#### Objective:
Retype the records that come next, word for word.

#### Exercise input:
• • • • • • •

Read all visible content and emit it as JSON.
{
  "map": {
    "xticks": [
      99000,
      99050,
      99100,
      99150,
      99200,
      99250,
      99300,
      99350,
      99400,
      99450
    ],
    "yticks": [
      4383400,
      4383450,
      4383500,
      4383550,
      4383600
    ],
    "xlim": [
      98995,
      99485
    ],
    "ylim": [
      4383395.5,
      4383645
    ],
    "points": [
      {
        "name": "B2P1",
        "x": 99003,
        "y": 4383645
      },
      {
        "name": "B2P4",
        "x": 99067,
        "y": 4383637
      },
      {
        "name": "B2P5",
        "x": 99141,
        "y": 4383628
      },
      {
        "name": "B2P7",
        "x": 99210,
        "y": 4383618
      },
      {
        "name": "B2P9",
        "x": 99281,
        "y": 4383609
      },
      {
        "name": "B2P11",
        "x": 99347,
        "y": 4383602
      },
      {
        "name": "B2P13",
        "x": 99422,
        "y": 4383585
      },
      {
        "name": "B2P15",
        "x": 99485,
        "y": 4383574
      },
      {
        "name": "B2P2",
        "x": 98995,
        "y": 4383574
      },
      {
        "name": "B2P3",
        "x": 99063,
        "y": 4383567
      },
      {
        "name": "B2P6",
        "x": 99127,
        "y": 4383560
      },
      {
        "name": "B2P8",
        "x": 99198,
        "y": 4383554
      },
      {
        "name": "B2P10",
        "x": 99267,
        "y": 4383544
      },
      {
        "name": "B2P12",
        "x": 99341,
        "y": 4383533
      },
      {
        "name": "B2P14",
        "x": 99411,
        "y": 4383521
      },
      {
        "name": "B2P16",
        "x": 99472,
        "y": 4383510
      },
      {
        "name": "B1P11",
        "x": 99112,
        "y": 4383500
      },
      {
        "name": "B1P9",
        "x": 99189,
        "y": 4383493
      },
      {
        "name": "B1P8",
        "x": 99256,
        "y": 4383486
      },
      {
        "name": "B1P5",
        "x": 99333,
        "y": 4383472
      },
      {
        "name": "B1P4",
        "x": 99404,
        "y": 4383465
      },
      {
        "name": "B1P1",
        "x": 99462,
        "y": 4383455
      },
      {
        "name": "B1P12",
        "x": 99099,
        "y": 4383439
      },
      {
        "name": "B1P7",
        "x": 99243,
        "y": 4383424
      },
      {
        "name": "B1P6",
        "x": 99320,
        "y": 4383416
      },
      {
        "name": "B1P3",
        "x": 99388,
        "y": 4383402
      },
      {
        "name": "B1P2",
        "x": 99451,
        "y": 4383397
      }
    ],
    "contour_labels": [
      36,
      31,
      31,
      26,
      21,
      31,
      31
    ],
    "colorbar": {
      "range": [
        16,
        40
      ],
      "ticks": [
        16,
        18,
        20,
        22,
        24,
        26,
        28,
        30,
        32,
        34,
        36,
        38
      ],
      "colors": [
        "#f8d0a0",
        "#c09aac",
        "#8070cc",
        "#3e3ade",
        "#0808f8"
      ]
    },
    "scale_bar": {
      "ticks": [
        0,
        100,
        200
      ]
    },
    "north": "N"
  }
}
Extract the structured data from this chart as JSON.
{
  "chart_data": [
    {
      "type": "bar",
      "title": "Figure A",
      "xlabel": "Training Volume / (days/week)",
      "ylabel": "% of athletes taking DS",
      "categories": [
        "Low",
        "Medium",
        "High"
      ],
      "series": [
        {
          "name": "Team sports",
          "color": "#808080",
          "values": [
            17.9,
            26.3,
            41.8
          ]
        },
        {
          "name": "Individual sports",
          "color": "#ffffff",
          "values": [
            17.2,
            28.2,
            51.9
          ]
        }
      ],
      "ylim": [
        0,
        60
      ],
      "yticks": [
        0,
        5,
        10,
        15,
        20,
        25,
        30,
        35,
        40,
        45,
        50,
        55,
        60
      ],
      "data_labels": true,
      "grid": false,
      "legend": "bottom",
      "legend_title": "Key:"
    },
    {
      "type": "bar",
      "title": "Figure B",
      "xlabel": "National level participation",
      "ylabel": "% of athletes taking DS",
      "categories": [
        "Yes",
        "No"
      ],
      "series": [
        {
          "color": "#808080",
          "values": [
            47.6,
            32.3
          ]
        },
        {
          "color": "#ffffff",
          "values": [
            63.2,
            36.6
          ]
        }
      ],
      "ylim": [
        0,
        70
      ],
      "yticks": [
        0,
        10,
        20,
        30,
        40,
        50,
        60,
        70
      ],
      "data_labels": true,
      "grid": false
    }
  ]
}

• • • • • • •

#### Output below:
Read all visible content and emit it as JSON.
{
  "map": {
    "xticks": [
      99000,
      99050,
      99100,
      99150,
      99200,
      99250,
      99300,
      99350,
      99400,
      99450
    ],
    "yticks": [
      4383400,
      4383450,
      4383500,
      4383550,
      4383600
    ],
    "xlim": [
      98995,
      99485
    ],
    "ylim": [
      4383395.5,
      4383645
    ],
    "points": [
      {
        "name": "B2P1",
        "x": 99003,
        "y": 4383645
      },
      {
        "name": "B2P4",
        "x": 99067,
        "y": 4383637
      },
      {
        "name": "B2P5",
        "x": 99141,
        "y": 4383628
      },
      {
        "name": "B2P7",
        "x": 99210,
        "y": 4383618
      },
      {
        "name": "B2P9",
        "x": 99281,
        "y": 4383609
      },
      {
        "name": "B2P11",
        "x": 99347,
        "y": 4383602
      },
      {
        "name": "B2P13",
        "x": 99422,
        "y": 4383585
      },
      {
        "name": "B2P15",
        "x": 99485,
        "y": 4383574
      },
      {
        "name": "B2P2",
        "x": 98995,
        "y": 4383574
      },
      {
        "name": "B2P3",
        "x": 99063,
        "y": 4383567
      },
      {
        "name": "B2P6",
        "x": 99127,
        "y": 4383560
      },
      {
        "name": "B2P8",
        "x": 99198,
        "y": 4383554
      },
      {
        "name": "B2P10",
        "x": 99267,
        "y": 4383544
      },
      {
        "name": "B2P12",
        "x": 99341,
        "y": 4383533
      },
      {
        "name": "B2P14",
        "x": 99411,
        "y": 4383521
      },
      {
        "name": "B2P16",
        "x": 99472,
        "y": 4383510
      },
      {
        "name": "B1P11",
        "x": 99112,
        "y": 4383500
      },
      {
        "name": "B1P9",
        "x": 99189,
        "y": 4383493
      },
      {
        "name": "B1P8",
        "x": 99256,
        "y": 4383486
      },
      {
        "name": "B1P5",
        "x": 99333,
        "y": 4383472
      },
      {
        "name": "B1P4",
        "x": 99404,
        "y": 4383465
      },
      {
        "name": "B1P1",
        "x": 99462,
        "y": 4383455
      },
      {
        "name": "B1P12",
        "x": 99099,
        "y": 4383439
      },
      {
        "name": "B1P7",
        "x": 99243,
        "y": 4383424
      },
      {
        "name": "B1P6",
        "x": 99320,
        "y": 4383416
      },
      {
        "name": "B1P3",
        "x": 99388,
        "y": 4383402
      },
      {
        "name": "B1P2",
        "x": 99451,
        "y": 4383397
      }
    ],
    "contour_labels": [
      36,
      31,
      31,
      26,
      21,
      31,
      31
    ],
    "colorbar": {
      "range": [
        16,
        40
      ],
      "ticks": [
        16,
        18,
        20,
        22,
        24,
        26,
        28,
        30,
        32,
        34,
        36,
        38
      ],
      "colors": [
        "#f8d0a0",
        "#c09aac",
        "#8070cc",
        "#3e3ade",
        "#0808f8"
      ]
    },
    "scale_bar": {
      "ticks": [
        0,
        100,
        200
      ]
    },
    "north": "N"
  }
}
Extract the structured data from this chart as JSON.
{
  "chart_data": [
    {
      "type": "bar",
      "title": "Figure A",
      "xlabel": "Training Volume / (days/week)",
      "ylabel": "% of athletes taking DS",
      "categories": [
        "Low",
        "Medium",
        "High"
      ],
      "series": [
        {
          "name": "Team sports",
          "color": "#808080",
          "values": [
            17.9,
            26.3,
            41.8
          ]
        },
        {
          "name": "Individual sports",
          "color": "#ffffff",
          "values": [
            17.2,
            28.2,
            51.9
          ]
        }
      ],
      "ylim": [
        0,
        60
      ],
      "yticks": [
        0,
        5,
        10,
        15,
        20,
        25,
        30,
        35,
        40,
        45,
        50,
        55,
        60
      ],
      "data_labels": true,
      "grid": false,
      "legend": "bottom",
      "legend_title": "Key:"
    },
    {
      "type": "bar",
      "title": "Figure B",
      "xlabel": "National level participation",
      "ylabel": "% of athletes taking DS",
      "categories": [
        "Yes",
        "No"
      ],
      "series": [
        {
          "color": "#808080",
          "values": [
            47.6,
            32.3
          ]
        },
        {
          "color": "#ffffff",
          "values": [
            63.2,
            36.6
          ]
        }
      ],
      "ylim": [
        0,
        70
      ],
      "yticks": [
        0,
        10,
        20,
        30,
        40,
        50,
        60,
        70
      ],
      "data_labels": true,
      "grid": false
    }
  ]
}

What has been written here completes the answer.